(Stored records)
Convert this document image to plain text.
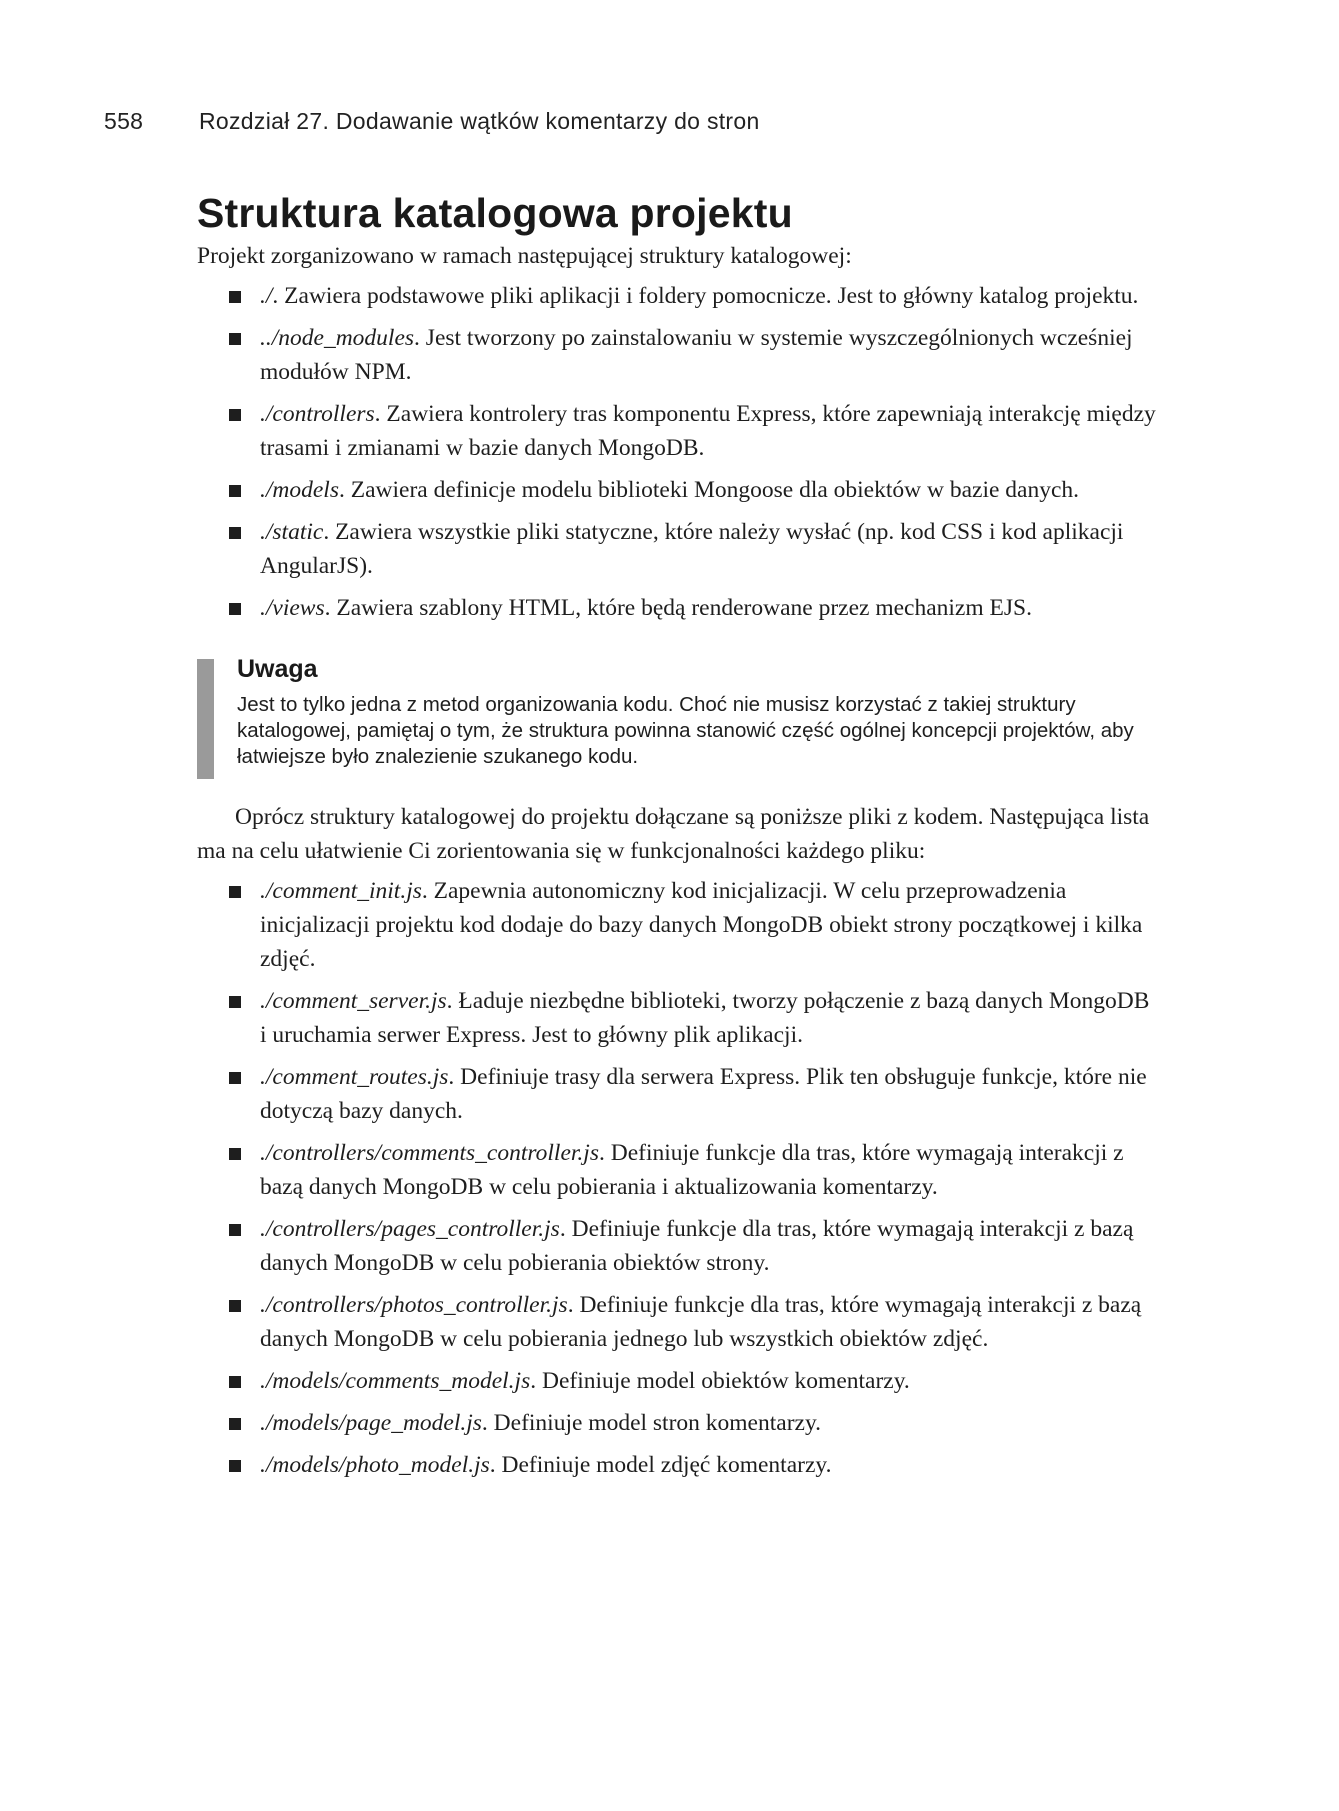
558 Rozdział 27. Dodawanie wątków komentarzy do stron
Struktura katalogowa projektu

Projekt zorganizowano w ramach następującej struktury katalogowej:

./. Zawiera podstawowe pliki aplikacji i foldery pomocnicze. Jest to główny katalog projektu.
../node_modules. Jest tworzony po zainstalowaniu w systemie wyszczególnionych wcześniej modułów NPM.
./controllers. Zawiera kontrolery tras komponentu Express, które zapewniają interakcję między trasami i zmianami w bazie danych MongoDB.
./models. Zawiera definicje modelu biblioteki Mongoose dla obiektów w bazie danych.
./static. Zawiera wszystkie pliki statyczne, które należy wysłać (np. kod CSS i kod aplikacji AngularJS).
./views. Zawiera szablony HTML, które będą renderowane przez mechanizm EJS.

Uwaga

Jest to tylko jedna z metod organizowania kodu. Choć nie musisz korzystać z takiej struktury katalogowej, pamiętaj o tym, że struktura powinna stanowić część ogólnej koncepcji projektów, aby łatwiejsze było znalezienie szukanego kodu.

Oprócz struktury katalogowej do projektu dołączane są poniższe pliki z kodem. Następująca lista ma na celu ułatwienie Ci zorientowania się w funkcjonalności każdego pliku:

./comment_init.js. Zapewnia autonomiczny kod inicjalizacji. W celu przeprowadzenia inicjalizacji projektu kod dodaje do bazy danych MongoDB obiekt strony początkowej i kilka zdjęć.
./comment_server.js. Ładuje niezbędne biblioteki, tworzy połączenie z bazą danych MongoDB i uruchamia serwer Express. Jest to główny plik aplikacji.
./comment_routes.js. Definiuje trasy dla serwera Express. Plik ten obsługuje funkcje, które nie dotyczą bazy danych.
./controllers/comments_controller.js. Definiuje funkcje dla tras, które wymagają interakcji z bazą danych MongoDB w celu pobierania i aktualizowania komentarzy.
./controllers/pages_controller.js. Definiuje funkcje dla tras, które wymagają interakcji z bazą danych MongoDB w celu pobierania obiektów strony.
./controllers/photos_controller.js. Definiuje funkcje dla tras, które wymagają interakcji z bazą danych MongoDB w celu pobierania jednego lub wszystkich obiektów zdjęć.
./models/comments_model.js. Definiuje model obiektów komentarzy.
./models/page_model.js. Definiuje model stron komentarzy.
./models/photo_model.js. Definiuje model zdjęć komentarzy.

Set exercise
None of the pictures should appear; repeat the records exactly otherwise.

Finished exercise
Convert this document image to plain text.
558 Rozdział 27. Dodawanie wątków komentarzy do stron
Struktura katalogowa projektu

Projekt zorganizowano w ramach następującej struktury katalogowej:

./. Zawiera podstawowe pliki aplikacji i foldery pomocnicze. Jest to główny katalog projektu.
../node_modules. Jest tworzony po zainstalowaniu w systemie wyszczególnionych wcześniej modułów NPM.
./controllers. Zawiera kontrolery tras komponentu Express, które zapewniają interakcję między trasami i zmianami w bazie danych MongoDB.
./models. Zawiera definicje modelu biblioteki Mongoose dla obiektów w bazie danych.
./static. Zawiera wszystkie pliki statyczne, które należy wysłać (np. kod CSS i kod aplikacji AngularJS).
./views. Zawiera szablony HTML, które będą renderowane przez mechanizm EJS.

Uwaga

Jest to tylko jedna z metod organizowania kodu. Choć nie musisz korzystać z takiej struktury katalogowej, pamiętaj o tym, że struktura powinna stanowić część ogólnej koncepcji projektów, aby łatwiejsze było znalezienie szukanego kodu.

Oprócz struktury katalogowej do projektu dołączane są poniższe pliki z kodem. Następująca lista ma na celu ułatwienie Ci zorientowania się w funkcjonalności każdego pliku:

./comment_init.js. Zapewnia autonomiczny kod inicjalizacji. W celu przeprowadzenia inicjalizacji projektu kod dodaje do bazy danych MongoDB obiekt strony początkowej i kilka zdjęć.
./comment_server.js. Ładuje niezbędne biblioteki, tworzy połączenie z bazą danych MongoDB i uruchamia serwer Express. Jest to główny plik aplikacji.
./comment_routes.js. Definiuje trasy dla serwera Express. Plik ten obsługuje funkcje, które nie dotyczą bazy danych.
./controllers/comments_controller.js. Definiuje funkcje dla tras, które wymagają interakcji z bazą danych MongoDB w celu pobierania i aktualizowania komentarzy.
./controllers/pages_controller.js. Definiuje funkcje dla tras, które wymagają interakcji z bazą danych MongoDB w celu pobierania obiektów strony.
./controllers/photos_controller.js. Definiuje funkcje dla tras, które wymagają interakcji z bazą danych MongoDB w celu pobierania jednego lub wszystkich obiektów zdjęć.
./models/comments_model.js. Definiuje model obiektów komentarzy.
./models/page_model.js. Definiuje model stron komentarzy.
./models/photo_model.js. Definiuje model zdjęć komentarzy.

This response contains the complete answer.